Here are records with pictures in them. Copy all of them exactly and leave the pictures out.

▸ The records:
[start]
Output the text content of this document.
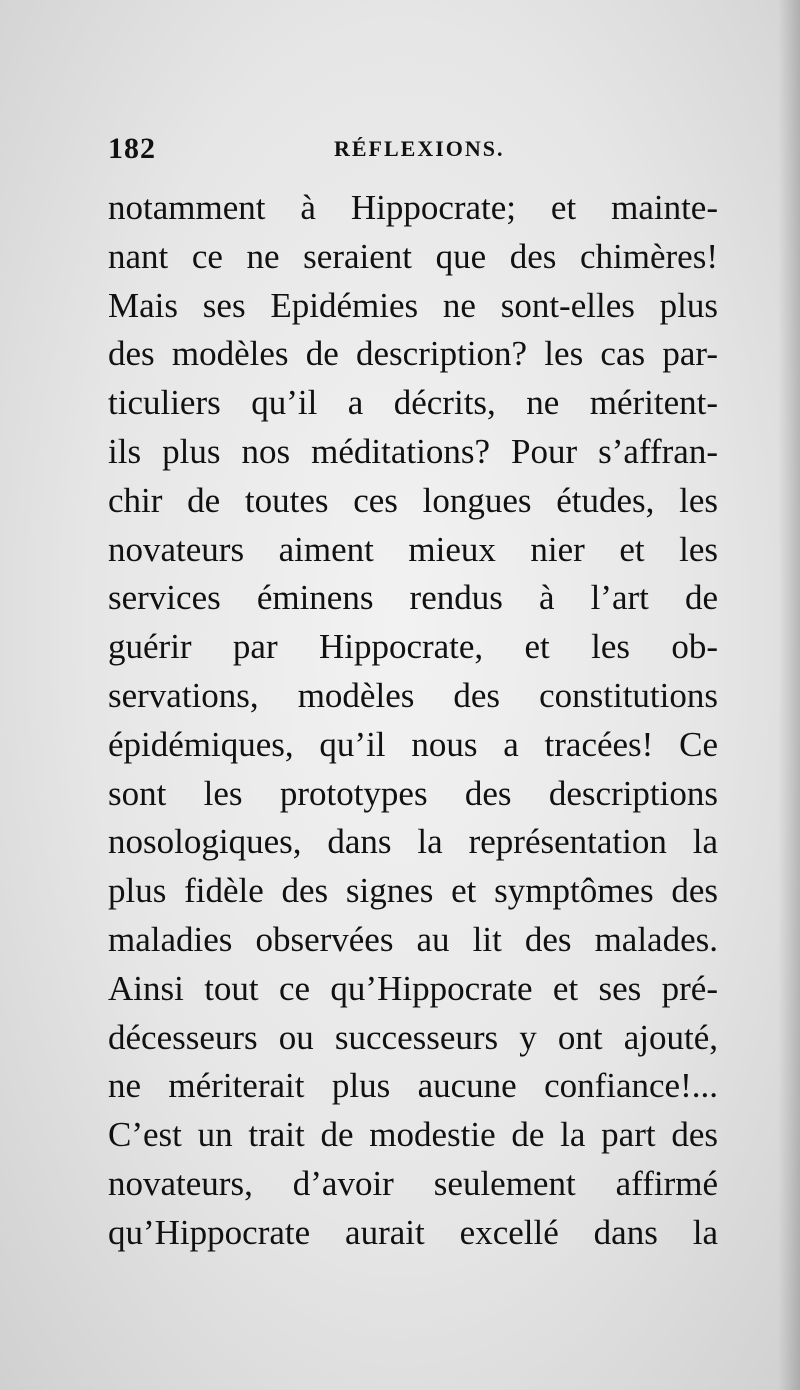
182	RÉFLEXIONS.
notamment à Hippocrate; et mainte-
nant ce ne seraient que des chimères!
Mais ses Epidémies ne sont-elles plus
des modèles de description? les cas par-
ticuliers qu’il a décrits, ne méritent-
ils plus nos méditations? Pour s’affran-
chir de toutes ces longues études, les
novateurs aiment mieux nier et les
services éminens rendus à l’art de
guérir par Hippocrate, et les ob-
servations, modèles des constitutions
épidémiques, qu’il nous a tracées! Ce
sont les prototypes des descriptions
nosologiques, dans la représentation la
plus fidèle des signes et symptômes des
maladies observées au lit des malades.
Ainsi tout ce qu’Hippocrate et ses pré-
décesseurs ou successeurs y ont ajouté,
ne mériterait plus aucune confiance!...
C’est un trait de modestie de la part des
novateurs, d’avoir seulement affirmé
qu’Hippocrate aurait excellé dans la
[end]
▸ Exercise output:
Output the text content of this document.
182	RÉFLEXIONS.
notamment à Hippocrate; et mainte-
nant ce ne seraient que des chimères!
Mais ses Epidémies ne sont-elles plus
des modèles de description? les cas par-
ticuliers qu’il a décrits, ne méritent-
ils plus nos méditations? Pour s’affran-
chir de toutes ces longues études, les
novateurs aiment mieux nier et les
services éminens rendus à l’art de
guérir par Hippocrate, et les ob-
servations, modèles des constitutions
épidémiques, qu’il nous a tracées! Ce
sont les prototypes des descriptions
nosologiques, dans la représentation la
plus fidèle des signes et symptômes des
maladies observées au lit des malades.
Ainsi tout ce qu’Hippocrate et ses pré-
décesseurs ou successeurs y ont ajouté,
ne mériterait plus aucune confiance!...
C’est un trait de modestie de la part des
novateurs, d’avoir seulement affirmé
qu’Hippocrate aurait excellé dans la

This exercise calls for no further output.